> [BRANO PROPOSTO]

....................

Davvero inaspettato il progetto sperimentale del duo canadese Crown Lands, uscito in due parti durante il corso del 2025, prima in digitale, infine in doppio LP nel mese di ottobre. La band dopo la firma per InsideOut Music ha deciso, infatti, di abbandonare temporaneamente il prog rock di stampo Rush per creare un disco strumentale più vicino alla musica etnica e cinematica (ascoltando Ritual sembra di attraversare il pianeta Pandora di Avatar…). A comporre Ritual sono pezzi strumentali con sintetizzatori, percussioni, strumenti etnici e atmosfere contemplative. Parliamo appunto di musica intesa come un’unica esperienza ambient/prog e meditativa, e non del rock pieno d’energia incarnato dal batterista-cantante, insieme al fidato chitarrista compagno di viaggio.

....................

> [COMPITO ASSEGNATO 1]
Rispondi alle domande sul testo dedicato al disco Ritual dei Crown Lands.
(a) Di quale nazionalità è il duo?
(b) In quale mese è uscito il doppio LP?
(c) Per quale etichetta ha firmato la band?
> [COMPITO ASSEGNATO 2]
Trascrivi fedelmente la parte del testo sul disco Ritual che comincia con "Davvero inaspettato il" e prosegue fino a "compagno di viaggio.".
> [COMPITO ASSEGNATO 3]
Continua il testo sul disco Ritual dei Crown Lands dopo la sua ultima frase.

> [DATI REGISTRATI]
....................

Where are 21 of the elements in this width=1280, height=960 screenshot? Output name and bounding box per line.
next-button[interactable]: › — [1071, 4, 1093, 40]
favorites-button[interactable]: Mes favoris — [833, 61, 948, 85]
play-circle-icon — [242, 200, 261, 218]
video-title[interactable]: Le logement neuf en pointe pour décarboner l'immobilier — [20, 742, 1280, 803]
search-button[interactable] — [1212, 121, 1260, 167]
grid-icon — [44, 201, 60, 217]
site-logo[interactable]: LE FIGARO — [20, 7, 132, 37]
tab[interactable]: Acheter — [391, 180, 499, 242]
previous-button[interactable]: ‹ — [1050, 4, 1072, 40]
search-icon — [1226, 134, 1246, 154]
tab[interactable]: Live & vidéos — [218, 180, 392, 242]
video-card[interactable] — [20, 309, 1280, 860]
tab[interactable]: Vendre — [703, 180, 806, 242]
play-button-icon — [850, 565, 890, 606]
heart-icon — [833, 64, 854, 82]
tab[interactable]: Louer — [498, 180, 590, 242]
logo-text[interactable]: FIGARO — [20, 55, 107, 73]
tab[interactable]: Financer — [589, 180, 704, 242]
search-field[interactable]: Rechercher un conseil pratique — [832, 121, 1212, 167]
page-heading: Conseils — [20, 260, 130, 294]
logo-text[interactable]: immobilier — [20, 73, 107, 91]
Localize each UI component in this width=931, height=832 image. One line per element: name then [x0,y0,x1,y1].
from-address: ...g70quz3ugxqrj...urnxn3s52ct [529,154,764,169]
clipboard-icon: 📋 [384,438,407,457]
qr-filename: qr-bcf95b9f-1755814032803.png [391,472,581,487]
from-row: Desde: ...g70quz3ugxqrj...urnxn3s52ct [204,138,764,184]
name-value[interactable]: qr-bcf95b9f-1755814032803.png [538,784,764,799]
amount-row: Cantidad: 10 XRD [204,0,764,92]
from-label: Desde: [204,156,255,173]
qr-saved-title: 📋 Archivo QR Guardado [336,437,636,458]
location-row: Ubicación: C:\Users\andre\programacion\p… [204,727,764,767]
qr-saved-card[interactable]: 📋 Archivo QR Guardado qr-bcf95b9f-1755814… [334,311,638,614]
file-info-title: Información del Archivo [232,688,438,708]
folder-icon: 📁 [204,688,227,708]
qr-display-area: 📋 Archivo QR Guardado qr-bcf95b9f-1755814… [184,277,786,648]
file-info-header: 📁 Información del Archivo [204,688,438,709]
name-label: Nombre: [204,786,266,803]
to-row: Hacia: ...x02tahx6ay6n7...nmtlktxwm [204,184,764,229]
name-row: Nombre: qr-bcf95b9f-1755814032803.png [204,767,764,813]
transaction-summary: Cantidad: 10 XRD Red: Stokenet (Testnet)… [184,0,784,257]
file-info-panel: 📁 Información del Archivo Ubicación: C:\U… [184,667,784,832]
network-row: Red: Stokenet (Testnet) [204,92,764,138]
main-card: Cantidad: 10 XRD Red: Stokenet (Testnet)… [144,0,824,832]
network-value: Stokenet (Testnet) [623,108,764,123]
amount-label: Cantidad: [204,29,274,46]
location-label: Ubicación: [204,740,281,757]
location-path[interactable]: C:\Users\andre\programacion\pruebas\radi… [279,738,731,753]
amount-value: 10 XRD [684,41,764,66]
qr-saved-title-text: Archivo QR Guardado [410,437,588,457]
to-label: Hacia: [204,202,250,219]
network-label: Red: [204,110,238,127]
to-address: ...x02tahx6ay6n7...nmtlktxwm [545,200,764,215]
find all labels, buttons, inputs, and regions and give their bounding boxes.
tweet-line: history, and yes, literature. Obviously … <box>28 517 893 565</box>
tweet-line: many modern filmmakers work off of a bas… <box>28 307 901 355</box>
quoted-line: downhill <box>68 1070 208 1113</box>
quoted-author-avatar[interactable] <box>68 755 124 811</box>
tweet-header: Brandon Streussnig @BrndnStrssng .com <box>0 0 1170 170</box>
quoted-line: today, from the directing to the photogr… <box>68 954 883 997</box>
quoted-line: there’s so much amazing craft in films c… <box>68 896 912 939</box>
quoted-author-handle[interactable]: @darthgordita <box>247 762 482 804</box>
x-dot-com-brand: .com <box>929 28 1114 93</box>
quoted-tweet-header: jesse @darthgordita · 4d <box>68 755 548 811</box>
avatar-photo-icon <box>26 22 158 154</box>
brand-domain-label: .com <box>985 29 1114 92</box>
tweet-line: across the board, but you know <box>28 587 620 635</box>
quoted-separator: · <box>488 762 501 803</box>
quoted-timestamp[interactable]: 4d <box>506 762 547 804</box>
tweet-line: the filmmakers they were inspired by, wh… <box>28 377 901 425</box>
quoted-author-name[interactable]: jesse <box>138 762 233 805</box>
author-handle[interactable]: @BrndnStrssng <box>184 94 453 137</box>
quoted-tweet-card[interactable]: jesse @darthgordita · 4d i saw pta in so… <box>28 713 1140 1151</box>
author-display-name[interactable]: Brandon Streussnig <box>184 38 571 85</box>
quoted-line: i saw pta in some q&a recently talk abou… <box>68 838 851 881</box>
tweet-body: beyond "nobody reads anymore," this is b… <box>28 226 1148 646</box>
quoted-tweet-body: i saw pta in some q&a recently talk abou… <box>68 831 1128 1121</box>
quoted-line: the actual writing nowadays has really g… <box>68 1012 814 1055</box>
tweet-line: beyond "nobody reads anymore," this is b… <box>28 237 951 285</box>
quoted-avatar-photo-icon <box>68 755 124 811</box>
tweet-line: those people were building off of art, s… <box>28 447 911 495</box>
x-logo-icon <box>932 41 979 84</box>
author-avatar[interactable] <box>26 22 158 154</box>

....................

> [SOLUZIONE ESERCIZIO 1]
(a) Canadese.
(b) Ottobre.
(c) InsideOut Music.

> [SOLUZIONE ESERCIZIO 2]
Davvero inaspettato il progetto sperimentale del duo canadese Crown Lands, uscito in due parti durante il corso del 2025, prima in digitale, infine in doppio LP nel mese di ottobre. La band dopo la firma per InsideOut Music ha deciso, infatti, di abbandonare temporaneamente il prog rock di stampo Rush per creare un disco strumentale più vicino alla musica etnica e cinematica (ascoltando Ritual sembra di attraversare il pianeta Pandora di Avatar…). A comporre Ritual sono pezzi strumentali con sintetizzatori, percussioni, strumenti etnici e atmosfere contemplative. Parliamo appunto di musica intesa come un’unica esperienza ambient/prog e meditativa, e non del rock pieno d’energia incarnato dal batterista-cantante, insieme al fidato chitarrista compagno di viaggio.

> [SOLUZIONE ESERCIZIO 3]
Ritual nasce in parte durante la pandemia, come modo per Cody Bowles e Kevin Comeau di esprimersi creativamente in un periodo in cui i movimenti erano limitati. La ripresa del progetto è legata, altresì, alla necessità di ritagliarsi un momento di “decompressione creativa” lontano dalle aspettative di un album tradizionale, dopo il successo riscosso con Fearless (disco del 2023). La band ha detto inoltre che Ritual funge da “world-building” in vista del loro terzo album in studio con voci e canzoni, perciò i fan possono dormire sonni tranquilli ad questo punto di vista.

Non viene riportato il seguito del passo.